Excerpt from a dataset:
** Begin **
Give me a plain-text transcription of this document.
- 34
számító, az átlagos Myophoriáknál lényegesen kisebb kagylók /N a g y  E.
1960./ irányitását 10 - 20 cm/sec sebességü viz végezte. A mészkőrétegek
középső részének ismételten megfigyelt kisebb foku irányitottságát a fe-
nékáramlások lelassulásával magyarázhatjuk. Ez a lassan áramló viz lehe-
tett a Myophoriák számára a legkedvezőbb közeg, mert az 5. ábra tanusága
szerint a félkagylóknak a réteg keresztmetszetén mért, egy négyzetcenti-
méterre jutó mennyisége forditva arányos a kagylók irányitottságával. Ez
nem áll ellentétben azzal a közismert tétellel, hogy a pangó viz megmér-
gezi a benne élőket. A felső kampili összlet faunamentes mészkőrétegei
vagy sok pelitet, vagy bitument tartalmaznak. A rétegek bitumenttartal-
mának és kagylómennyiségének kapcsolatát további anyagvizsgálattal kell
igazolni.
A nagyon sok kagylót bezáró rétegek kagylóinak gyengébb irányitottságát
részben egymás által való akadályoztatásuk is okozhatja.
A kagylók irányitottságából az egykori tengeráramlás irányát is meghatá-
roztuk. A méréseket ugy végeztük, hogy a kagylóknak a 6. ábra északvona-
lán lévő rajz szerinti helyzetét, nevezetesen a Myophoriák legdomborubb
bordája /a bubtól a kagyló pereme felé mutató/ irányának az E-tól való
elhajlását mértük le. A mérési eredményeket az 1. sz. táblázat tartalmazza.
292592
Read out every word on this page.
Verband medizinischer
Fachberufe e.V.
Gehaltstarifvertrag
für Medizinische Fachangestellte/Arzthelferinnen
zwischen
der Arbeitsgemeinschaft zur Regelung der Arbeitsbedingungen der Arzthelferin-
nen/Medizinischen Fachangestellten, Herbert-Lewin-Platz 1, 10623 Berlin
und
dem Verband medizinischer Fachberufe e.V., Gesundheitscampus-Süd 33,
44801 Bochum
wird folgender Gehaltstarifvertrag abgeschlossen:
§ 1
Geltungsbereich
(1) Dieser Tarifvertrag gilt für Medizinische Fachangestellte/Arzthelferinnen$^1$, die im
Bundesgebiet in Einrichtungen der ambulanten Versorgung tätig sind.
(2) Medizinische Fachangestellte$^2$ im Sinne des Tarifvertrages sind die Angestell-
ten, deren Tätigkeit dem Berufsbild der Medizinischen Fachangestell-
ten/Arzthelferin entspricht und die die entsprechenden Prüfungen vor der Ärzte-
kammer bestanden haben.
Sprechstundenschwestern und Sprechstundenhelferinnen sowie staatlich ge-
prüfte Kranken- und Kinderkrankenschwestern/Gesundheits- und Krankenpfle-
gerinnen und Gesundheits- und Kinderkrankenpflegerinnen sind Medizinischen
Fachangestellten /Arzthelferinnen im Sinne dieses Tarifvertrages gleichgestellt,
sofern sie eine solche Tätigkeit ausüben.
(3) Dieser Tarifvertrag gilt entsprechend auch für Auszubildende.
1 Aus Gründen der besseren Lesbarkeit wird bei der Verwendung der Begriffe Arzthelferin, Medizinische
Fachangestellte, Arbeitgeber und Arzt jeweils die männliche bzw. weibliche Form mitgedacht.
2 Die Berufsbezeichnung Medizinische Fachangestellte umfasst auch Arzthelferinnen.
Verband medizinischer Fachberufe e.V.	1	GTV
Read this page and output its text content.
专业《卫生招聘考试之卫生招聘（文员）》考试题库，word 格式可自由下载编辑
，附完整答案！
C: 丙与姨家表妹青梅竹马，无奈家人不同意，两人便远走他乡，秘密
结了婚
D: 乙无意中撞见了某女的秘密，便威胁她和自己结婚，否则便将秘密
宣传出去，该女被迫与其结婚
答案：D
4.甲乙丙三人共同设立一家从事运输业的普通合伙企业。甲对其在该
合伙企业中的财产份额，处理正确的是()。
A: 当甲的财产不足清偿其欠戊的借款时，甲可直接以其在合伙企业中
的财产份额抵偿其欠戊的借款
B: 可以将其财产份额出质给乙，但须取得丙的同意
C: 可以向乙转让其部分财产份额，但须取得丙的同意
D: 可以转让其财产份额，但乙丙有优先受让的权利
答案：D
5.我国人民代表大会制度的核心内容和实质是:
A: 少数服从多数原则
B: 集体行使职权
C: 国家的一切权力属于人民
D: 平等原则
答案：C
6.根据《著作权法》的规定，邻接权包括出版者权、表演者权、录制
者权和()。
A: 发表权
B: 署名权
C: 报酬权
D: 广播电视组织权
** End **
## Required work
Using the material above, reproduce exactly the line that contains "Read this page and output its text content." and all lines after it through the last one, and only those.

## Answer to the task
Read this page and output its text content.
专业《卫生招聘考试之卫生招聘（文员）》考试题库，word 格式可自由下载编辑
，附完整答案！
C: 丙与姨家表妹青梅竹马，无奈家人不同意，两人便远走他乡，秘密
结了婚
D: 乙无意中撞见了某女的秘密，便威胁她和自己结婚，否则便将秘密
宣传出去，该女被迫与其结婚
答案：D
4.甲乙丙三人共同设立一家从事运输业的普通合伙企业。甲对其在该
合伙企业中的财产份额，处理正确的是()。
A: 当甲的财产不足清偿其欠戊的借款时，甲可直接以其在合伙企业中
的财产份额抵偿其欠戊的借款
B: 可以将其财产份额出质给乙，但须取得丙的同意
C: 可以向乙转让其部分财产份额，但须取得丙的同意
D: 可以转让其财产份额，但乙丙有优先受让的权利
答案：D
5.我国人民代表大会制度的核心内容和实质是:
A: 少数服从多数原则
B: 集体行使职权
C: 国家的一切权力属于人民
D: 平等原则
答案：C
6.根据《著作权法》的规定，邻接权包括出版者权、表演者权、录制
者权和()。
A: 发表权
B: 署名权
C: 报酬权
D: 广播电视组织权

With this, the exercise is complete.